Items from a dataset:
########

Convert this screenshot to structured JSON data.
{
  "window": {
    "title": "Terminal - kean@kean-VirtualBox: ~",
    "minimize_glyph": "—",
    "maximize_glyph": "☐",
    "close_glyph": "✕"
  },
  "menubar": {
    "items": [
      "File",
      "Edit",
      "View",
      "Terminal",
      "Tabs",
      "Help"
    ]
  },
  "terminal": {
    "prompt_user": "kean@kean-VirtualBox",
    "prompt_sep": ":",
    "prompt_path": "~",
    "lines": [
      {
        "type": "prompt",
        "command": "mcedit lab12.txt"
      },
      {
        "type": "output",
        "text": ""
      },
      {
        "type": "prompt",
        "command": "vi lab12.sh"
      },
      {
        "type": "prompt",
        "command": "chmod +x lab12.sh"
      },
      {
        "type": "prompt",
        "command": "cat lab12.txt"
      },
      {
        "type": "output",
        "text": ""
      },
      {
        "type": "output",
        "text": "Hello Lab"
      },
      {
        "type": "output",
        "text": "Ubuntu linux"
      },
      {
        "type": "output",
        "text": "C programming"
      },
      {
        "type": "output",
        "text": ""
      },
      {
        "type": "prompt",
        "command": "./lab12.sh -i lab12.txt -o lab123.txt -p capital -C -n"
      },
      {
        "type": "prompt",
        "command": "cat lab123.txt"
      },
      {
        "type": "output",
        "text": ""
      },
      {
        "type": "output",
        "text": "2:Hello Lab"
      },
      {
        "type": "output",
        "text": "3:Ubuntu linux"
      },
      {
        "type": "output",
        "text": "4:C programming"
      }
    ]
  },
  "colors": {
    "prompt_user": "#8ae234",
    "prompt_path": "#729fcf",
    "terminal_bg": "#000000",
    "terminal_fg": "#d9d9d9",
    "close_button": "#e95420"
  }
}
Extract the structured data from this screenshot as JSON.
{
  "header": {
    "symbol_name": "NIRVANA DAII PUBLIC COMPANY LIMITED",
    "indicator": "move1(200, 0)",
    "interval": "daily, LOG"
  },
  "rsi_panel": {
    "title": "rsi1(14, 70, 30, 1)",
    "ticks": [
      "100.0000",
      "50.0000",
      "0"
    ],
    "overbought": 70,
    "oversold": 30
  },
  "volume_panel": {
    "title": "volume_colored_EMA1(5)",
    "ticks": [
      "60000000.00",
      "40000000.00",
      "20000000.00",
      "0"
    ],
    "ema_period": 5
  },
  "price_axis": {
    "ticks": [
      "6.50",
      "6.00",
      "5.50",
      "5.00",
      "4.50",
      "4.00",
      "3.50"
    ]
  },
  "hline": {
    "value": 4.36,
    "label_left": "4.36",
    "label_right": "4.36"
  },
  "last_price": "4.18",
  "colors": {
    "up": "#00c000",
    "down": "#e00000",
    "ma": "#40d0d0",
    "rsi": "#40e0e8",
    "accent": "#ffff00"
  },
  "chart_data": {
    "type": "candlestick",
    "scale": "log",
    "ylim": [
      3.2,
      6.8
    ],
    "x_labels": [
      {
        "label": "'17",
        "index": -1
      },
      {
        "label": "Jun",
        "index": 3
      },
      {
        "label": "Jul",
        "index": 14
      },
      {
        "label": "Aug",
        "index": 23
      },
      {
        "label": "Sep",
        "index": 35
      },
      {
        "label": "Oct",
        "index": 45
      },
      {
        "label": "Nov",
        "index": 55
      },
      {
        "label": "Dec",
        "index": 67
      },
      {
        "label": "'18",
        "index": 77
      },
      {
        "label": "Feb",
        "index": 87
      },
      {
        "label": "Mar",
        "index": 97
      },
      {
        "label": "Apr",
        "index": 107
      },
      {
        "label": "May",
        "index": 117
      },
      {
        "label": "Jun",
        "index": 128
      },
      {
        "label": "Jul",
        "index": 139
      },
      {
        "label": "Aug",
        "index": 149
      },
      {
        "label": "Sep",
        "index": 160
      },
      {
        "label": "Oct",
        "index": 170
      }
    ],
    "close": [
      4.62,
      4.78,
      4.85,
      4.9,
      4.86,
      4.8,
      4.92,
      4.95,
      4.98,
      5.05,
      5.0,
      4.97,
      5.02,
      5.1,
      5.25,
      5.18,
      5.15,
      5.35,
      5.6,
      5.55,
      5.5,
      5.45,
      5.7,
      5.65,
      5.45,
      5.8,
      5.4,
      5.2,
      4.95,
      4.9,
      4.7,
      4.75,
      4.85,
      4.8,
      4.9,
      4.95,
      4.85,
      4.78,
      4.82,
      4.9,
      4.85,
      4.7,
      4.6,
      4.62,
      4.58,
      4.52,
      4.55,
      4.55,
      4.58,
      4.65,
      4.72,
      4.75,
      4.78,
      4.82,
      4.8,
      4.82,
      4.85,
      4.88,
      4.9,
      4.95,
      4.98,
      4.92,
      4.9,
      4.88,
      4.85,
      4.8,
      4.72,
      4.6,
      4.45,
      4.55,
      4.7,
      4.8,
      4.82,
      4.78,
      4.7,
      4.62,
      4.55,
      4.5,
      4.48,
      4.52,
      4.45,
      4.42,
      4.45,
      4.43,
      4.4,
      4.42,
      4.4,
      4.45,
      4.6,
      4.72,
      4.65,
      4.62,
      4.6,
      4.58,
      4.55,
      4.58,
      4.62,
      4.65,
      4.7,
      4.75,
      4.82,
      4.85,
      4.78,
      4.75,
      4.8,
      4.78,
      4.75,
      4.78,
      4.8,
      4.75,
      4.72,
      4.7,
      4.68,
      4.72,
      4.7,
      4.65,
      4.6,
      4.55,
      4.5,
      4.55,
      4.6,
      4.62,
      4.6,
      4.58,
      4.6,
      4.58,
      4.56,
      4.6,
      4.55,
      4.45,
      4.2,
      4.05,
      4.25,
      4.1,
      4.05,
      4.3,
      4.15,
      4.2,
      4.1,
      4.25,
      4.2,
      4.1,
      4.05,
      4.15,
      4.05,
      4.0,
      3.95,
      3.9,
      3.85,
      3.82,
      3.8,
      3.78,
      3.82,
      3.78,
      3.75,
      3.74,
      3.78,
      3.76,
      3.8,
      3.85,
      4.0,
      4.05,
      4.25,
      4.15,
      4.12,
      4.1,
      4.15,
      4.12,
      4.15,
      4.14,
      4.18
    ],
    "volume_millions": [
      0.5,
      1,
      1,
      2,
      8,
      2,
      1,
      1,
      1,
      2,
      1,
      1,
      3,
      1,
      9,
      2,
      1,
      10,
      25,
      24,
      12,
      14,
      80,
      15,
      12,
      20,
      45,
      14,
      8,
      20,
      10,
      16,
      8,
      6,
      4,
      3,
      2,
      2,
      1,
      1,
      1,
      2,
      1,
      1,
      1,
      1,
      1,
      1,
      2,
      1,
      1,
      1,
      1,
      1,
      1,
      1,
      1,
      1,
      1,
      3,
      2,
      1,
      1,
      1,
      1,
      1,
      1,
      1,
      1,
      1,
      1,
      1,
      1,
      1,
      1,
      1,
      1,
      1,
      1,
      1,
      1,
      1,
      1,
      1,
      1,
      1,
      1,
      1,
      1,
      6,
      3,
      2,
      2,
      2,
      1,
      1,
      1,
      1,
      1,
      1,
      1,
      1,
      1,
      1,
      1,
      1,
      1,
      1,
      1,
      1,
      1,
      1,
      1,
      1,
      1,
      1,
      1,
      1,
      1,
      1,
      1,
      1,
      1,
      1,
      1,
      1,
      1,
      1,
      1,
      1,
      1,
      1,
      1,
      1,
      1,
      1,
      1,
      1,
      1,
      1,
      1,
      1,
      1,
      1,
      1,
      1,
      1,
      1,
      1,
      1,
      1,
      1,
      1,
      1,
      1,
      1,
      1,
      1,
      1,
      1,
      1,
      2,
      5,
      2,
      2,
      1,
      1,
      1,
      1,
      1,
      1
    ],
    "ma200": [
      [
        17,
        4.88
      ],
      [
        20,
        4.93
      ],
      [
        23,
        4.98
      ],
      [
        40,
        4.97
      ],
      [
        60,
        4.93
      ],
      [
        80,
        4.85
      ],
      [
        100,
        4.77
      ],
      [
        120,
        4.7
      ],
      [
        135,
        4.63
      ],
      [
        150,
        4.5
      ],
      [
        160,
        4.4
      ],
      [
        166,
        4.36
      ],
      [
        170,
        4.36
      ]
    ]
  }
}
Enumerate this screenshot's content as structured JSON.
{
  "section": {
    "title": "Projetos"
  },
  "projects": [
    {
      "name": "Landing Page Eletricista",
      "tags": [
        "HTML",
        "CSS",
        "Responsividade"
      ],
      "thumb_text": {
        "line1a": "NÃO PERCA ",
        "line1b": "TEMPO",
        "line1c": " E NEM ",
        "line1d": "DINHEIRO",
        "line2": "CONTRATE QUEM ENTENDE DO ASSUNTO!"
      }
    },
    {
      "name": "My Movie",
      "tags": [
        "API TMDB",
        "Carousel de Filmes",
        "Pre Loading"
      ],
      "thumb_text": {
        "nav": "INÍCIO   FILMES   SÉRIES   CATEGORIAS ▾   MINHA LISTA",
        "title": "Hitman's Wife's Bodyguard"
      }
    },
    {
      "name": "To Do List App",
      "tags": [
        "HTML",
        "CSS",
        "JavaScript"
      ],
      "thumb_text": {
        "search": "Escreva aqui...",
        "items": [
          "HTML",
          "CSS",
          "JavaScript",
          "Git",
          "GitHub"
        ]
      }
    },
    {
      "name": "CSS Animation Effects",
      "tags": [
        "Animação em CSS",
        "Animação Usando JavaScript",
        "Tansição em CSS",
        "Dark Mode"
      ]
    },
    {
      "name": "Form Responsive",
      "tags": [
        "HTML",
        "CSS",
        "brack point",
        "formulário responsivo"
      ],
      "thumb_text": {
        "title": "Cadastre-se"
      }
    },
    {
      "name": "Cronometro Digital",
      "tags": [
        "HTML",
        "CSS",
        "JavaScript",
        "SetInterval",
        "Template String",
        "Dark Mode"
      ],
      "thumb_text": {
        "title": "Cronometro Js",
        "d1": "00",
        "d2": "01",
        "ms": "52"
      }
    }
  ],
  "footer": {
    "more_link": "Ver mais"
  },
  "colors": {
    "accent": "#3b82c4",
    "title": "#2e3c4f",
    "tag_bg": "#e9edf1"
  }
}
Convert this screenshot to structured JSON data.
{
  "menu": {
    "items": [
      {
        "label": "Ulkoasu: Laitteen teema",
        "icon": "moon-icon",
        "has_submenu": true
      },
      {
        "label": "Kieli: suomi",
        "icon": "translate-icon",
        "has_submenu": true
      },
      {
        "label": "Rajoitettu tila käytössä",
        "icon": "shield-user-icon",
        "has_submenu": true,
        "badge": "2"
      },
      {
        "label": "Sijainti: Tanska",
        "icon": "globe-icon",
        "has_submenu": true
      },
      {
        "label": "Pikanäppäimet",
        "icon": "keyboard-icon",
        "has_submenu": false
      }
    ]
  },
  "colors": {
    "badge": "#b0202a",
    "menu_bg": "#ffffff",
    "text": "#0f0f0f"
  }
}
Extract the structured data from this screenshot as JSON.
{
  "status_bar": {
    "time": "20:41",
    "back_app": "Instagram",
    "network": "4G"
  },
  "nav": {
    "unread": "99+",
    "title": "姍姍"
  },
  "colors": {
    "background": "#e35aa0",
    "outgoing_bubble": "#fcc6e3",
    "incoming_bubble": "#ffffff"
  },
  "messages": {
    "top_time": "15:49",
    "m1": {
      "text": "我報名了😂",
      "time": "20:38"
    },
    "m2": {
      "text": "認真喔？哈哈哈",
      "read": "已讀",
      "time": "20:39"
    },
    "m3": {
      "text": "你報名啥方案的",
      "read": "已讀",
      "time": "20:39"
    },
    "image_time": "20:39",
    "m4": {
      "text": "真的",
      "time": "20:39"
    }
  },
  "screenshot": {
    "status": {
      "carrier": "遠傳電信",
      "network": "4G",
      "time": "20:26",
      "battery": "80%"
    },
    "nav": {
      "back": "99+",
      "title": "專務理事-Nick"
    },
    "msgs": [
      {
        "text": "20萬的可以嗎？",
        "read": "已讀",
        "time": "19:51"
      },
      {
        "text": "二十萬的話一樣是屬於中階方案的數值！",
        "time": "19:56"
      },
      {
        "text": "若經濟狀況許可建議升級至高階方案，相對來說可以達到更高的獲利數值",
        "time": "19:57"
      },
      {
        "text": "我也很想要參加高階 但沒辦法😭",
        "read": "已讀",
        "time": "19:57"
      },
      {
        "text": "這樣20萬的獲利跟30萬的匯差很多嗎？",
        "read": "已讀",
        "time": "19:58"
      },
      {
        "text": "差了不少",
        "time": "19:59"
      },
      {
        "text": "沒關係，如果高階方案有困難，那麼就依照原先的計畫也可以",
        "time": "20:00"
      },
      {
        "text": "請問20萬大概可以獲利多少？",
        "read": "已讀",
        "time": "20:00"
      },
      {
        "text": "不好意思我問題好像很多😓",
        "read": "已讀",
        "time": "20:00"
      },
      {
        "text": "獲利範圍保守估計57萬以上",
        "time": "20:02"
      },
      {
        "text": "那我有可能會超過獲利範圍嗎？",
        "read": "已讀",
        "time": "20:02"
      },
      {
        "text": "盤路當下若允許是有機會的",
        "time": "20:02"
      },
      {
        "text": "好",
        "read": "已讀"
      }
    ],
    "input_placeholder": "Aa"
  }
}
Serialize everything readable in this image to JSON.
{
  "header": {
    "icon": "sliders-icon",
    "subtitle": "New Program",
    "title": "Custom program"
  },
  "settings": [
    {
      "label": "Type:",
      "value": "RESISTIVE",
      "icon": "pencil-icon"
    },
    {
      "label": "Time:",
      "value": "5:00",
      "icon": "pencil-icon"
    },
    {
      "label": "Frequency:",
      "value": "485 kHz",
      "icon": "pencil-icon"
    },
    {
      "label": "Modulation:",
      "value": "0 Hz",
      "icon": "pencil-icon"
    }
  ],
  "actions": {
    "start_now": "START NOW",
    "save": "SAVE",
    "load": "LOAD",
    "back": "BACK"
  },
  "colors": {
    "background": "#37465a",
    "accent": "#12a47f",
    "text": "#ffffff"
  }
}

########

WRITTEN REQUEST — Extract from the material all lines containing the string "Animação".

EXERCISE SOLUTION —
        "Animação em CSS",
        "Animação Usando JavaScript",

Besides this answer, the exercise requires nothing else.